◆ The problem
Find how many lines in the material hold the word "mardi", then state that number and nothing more.

== Records supplied

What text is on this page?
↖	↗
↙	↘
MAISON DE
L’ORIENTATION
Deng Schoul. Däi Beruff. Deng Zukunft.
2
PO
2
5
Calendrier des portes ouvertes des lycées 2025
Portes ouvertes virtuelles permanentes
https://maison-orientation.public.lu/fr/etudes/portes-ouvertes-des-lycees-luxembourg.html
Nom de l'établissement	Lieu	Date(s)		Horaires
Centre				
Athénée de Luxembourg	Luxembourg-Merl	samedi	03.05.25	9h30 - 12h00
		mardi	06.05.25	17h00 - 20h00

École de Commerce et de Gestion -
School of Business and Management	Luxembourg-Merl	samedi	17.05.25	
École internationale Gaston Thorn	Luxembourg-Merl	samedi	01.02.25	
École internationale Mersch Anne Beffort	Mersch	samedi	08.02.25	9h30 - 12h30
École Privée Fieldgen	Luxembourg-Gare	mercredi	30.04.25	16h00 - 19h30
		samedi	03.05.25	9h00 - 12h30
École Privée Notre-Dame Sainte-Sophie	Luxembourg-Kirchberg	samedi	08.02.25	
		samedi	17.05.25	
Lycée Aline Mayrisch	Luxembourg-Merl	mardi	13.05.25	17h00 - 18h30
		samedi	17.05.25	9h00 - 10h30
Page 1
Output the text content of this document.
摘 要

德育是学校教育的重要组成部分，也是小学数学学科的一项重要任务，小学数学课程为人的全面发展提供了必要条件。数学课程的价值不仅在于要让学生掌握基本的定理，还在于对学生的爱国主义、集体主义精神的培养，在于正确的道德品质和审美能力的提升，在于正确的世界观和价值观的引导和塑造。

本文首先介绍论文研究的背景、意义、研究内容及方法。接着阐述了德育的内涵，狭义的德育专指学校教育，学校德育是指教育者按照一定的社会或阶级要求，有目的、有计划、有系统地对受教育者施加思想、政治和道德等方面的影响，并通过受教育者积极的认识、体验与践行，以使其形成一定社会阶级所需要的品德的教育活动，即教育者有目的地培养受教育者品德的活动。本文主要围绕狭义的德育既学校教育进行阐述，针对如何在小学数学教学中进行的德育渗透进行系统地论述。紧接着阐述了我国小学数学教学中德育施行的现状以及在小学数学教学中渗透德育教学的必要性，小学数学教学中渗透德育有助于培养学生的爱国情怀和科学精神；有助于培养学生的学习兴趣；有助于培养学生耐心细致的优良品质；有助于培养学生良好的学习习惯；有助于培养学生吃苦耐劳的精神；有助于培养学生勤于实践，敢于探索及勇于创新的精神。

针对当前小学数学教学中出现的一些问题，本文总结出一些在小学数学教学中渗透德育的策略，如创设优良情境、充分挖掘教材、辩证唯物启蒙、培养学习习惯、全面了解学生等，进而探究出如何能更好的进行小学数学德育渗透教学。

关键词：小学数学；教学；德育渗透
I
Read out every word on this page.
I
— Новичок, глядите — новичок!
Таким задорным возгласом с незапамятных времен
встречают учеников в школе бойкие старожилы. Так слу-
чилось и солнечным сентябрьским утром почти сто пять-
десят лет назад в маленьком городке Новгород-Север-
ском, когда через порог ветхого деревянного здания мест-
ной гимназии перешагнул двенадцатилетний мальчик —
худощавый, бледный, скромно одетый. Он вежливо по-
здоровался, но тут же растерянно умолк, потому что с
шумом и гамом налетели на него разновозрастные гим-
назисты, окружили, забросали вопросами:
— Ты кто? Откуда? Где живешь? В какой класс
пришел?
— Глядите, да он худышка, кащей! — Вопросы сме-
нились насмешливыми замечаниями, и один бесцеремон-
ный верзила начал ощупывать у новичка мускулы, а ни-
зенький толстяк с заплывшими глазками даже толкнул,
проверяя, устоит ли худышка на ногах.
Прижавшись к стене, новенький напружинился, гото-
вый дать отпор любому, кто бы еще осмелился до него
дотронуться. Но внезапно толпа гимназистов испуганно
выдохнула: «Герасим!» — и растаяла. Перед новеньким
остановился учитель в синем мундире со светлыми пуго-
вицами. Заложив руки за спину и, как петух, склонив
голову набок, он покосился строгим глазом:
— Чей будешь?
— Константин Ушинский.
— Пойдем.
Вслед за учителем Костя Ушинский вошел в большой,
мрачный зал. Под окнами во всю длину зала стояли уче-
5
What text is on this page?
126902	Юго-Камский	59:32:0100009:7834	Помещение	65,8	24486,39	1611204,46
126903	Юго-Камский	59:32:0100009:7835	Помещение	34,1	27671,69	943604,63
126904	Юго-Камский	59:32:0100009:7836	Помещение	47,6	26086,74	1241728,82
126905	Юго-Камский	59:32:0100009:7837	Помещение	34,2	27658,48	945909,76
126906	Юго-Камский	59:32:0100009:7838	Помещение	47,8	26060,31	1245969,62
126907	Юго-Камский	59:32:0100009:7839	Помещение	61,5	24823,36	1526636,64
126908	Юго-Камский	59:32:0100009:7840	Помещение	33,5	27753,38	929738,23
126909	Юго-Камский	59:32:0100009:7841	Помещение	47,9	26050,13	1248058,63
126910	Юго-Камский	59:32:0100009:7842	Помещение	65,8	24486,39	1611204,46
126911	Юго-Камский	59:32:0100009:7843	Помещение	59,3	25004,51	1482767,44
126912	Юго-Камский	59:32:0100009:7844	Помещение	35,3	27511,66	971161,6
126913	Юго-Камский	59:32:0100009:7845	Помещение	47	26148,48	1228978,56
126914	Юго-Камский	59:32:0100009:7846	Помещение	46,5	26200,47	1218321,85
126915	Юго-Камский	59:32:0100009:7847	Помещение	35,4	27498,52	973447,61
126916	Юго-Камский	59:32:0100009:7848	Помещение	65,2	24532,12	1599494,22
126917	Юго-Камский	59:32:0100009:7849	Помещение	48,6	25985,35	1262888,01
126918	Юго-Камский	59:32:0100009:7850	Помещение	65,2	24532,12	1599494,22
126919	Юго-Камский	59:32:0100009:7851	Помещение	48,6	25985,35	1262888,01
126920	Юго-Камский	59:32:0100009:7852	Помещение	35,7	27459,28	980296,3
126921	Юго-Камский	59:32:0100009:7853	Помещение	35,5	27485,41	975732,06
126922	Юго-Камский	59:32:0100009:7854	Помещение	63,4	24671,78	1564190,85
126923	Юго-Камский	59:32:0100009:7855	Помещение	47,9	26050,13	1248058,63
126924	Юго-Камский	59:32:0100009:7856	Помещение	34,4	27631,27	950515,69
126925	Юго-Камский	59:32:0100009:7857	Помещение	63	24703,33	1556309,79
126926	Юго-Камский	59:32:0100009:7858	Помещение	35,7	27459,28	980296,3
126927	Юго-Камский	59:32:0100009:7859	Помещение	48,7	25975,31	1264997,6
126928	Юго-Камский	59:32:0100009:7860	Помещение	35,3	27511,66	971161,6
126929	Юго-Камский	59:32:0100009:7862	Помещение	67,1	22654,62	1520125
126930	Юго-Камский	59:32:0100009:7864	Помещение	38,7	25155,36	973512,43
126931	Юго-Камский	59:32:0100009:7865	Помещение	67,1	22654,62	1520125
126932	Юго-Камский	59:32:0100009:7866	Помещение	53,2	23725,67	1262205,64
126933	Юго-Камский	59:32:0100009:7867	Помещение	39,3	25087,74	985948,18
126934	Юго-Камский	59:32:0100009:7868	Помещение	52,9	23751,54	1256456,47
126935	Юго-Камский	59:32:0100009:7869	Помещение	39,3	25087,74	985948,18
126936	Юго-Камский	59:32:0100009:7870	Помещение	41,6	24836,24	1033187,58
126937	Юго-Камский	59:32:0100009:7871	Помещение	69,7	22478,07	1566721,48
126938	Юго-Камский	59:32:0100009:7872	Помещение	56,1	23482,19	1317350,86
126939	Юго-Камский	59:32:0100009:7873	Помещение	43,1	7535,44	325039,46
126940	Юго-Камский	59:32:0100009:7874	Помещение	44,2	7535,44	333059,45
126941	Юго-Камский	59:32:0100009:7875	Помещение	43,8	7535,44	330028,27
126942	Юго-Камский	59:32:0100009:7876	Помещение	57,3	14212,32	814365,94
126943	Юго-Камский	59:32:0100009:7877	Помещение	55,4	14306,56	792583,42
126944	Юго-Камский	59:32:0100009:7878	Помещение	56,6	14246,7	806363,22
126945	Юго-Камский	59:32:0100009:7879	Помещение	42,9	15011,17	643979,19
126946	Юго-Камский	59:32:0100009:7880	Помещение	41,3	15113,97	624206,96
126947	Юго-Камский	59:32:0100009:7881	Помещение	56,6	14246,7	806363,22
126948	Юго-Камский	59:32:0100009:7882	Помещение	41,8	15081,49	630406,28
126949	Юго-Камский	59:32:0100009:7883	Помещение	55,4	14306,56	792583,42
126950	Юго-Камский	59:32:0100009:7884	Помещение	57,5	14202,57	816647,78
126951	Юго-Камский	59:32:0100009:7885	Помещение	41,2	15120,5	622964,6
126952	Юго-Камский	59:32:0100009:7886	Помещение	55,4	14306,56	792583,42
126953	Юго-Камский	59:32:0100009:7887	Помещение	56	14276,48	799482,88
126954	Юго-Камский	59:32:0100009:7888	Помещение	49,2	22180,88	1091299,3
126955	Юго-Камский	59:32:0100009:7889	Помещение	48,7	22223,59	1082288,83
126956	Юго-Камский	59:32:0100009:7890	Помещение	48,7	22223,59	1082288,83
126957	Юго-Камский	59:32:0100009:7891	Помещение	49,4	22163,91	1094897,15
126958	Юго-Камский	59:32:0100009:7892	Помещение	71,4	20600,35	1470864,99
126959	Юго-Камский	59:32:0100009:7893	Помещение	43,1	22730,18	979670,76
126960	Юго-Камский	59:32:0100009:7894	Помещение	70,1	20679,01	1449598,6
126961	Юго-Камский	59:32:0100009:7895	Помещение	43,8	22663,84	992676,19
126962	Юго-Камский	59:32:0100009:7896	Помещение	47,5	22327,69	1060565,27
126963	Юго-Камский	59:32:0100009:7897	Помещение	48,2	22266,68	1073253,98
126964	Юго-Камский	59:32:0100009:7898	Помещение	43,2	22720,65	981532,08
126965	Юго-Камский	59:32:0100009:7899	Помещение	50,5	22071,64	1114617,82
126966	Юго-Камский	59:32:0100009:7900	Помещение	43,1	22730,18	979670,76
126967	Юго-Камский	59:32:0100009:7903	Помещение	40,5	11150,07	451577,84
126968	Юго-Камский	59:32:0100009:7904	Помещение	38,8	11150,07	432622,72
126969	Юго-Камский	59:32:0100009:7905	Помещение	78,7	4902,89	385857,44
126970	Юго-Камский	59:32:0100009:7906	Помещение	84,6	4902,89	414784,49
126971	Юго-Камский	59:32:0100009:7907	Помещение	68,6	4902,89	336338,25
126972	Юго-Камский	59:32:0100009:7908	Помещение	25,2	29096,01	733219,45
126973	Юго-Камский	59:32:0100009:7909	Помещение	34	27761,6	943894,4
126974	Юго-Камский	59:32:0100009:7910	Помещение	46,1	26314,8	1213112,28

====

◆ Response
2